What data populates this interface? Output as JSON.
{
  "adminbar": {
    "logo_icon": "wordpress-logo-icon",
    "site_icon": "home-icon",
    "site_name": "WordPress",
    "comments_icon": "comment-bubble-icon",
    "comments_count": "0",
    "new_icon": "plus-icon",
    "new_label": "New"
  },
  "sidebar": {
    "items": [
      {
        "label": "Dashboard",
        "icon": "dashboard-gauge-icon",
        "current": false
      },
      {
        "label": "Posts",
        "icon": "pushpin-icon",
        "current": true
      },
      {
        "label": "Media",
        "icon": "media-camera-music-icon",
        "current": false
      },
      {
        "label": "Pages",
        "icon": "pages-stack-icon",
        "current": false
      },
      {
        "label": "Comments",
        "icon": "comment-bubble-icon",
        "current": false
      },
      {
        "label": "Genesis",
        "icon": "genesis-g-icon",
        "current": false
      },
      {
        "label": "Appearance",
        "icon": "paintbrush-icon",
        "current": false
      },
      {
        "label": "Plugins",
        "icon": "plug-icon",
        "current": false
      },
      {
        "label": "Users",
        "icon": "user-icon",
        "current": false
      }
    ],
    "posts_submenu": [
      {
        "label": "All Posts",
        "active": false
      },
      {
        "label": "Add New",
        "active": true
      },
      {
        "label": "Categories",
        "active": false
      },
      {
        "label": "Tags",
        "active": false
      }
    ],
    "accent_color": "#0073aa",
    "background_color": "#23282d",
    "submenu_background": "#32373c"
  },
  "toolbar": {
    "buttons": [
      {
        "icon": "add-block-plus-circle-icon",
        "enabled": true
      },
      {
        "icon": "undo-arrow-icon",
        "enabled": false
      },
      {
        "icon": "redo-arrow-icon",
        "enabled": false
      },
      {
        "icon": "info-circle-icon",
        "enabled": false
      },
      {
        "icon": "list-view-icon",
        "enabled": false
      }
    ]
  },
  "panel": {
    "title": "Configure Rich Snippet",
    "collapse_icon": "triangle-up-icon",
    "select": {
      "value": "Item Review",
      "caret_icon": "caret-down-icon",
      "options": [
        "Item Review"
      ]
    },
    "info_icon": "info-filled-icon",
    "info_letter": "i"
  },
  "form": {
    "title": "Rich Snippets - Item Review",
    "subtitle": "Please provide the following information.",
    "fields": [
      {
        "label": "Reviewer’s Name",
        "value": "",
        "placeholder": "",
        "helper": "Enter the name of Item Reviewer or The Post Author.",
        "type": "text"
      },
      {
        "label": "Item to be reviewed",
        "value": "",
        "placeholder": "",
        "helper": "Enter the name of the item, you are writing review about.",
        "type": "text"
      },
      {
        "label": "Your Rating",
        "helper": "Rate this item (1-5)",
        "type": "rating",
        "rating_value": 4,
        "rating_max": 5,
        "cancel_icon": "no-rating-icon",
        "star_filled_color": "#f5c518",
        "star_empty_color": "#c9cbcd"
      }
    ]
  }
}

+++

> **Activity**
Take the material above and set it down again exactly.

> **Exercise response**
What data populates this interface? Output as JSON.
{
  "adminbar": {
    "logo_icon": "wordpress-logo-icon",
    "site_icon": "home-icon",
    "site_name": "WordPress",
    "comments_icon": "comment-bubble-icon",
    "comments_count": "0",
    "new_icon": "plus-icon",
    "new_label": "New"
  },
  "sidebar": {
    "items": [
      {
        "label": "Dashboard",
        "icon": "dashboard-gauge-icon",
        "current": false
      },
      {
        "label": "Posts",
        "icon": "pushpin-icon",
        "current": true
      },
      {
        "label": "Media",
        "icon": "media-camera-music-icon",
        "current": false
      },
      {
        "label": "Pages",
        "icon": "pages-stack-icon",
        "current": false
      },
      {
        "label": "Comments",
        "icon": "comment-bubble-icon",
        "current": false
      },
      {
        "label": "Genesis",
        "icon": "genesis-g-icon",
        "current": false
      },
      {
        "label": "Appearance",
        "icon": "paintbrush-icon",
        "current": false
      },
      {
        "label": "Plugins",
        "icon": "plug-icon",
        "current": false
      },
      {
        "label": "Users",
        "icon": "user-icon",
        "current": false
      }
    ],
    "posts_submenu": [
      {
        "label": "All Posts",
        "active": false
      },
      {
        "label": "Add New",
        "active": true
      },
      {
        "label": "Categories",
        "active": false
      },
      {
        "label": "Tags",
        "active": false
      }
    ],
    "accent_color": "#0073aa",
    "background_color": "#23282d",
    "submenu_background": "#32373c"
  },
  "toolbar": {
    "buttons": [
      {
        "icon": "add-block-plus-circle-icon",
        "enabled": true
      },
      {
        "icon": "undo-arrow-icon",
        "enabled": false
      },
      {
        "icon": "redo-arrow-icon",
        "enabled": false
      },
      {
        "icon": "info-circle-icon",
        "enabled": false
      },
      {
        "icon": "list-view-icon",
        "enabled": false
      }
    ]
  },
  "panel": {
    "title": "Configure Rich Snippet",
    "collapse_icon": "triangle-up-icon",
    "select": {
      "value": "Item Review",
      "caret_icon": "caret-down-icon",
      "options": [
        "Item Review"
      ]
    },
    "info_icon": "info-filled-icon",
    "info_letter": "i"
  },
  "form": {
    "title": "Rich Snippets - Item Review",
    "subtitle": "Please provide the following information.",
    "fields": [
      {
        "label": "Reviewer’s Name",
        "value": "",
        "placeholder": "",
        "helper": "Enter the name of Item Reviewer or The Post Author.",
        "type": "text"
      },
      {
        "label": "Item to be reviewed",
        "value": "",
        "placeholder": "",
        "helper": "Enter the name of the item, you are writing review about.",
        "type": "text"
      },
      {
        "label": "Your Rating",
        "helper": "Rate this item (1-5)",
        "type": "rating",
        "rating_value": 4,
        "rating_max": 5,
        "cancel_icon": "no-rating-icon",
        "star_filled_color": "#f5c518",
        "star_empty_color": "#c9cbcd"
      }
    ]
  }
}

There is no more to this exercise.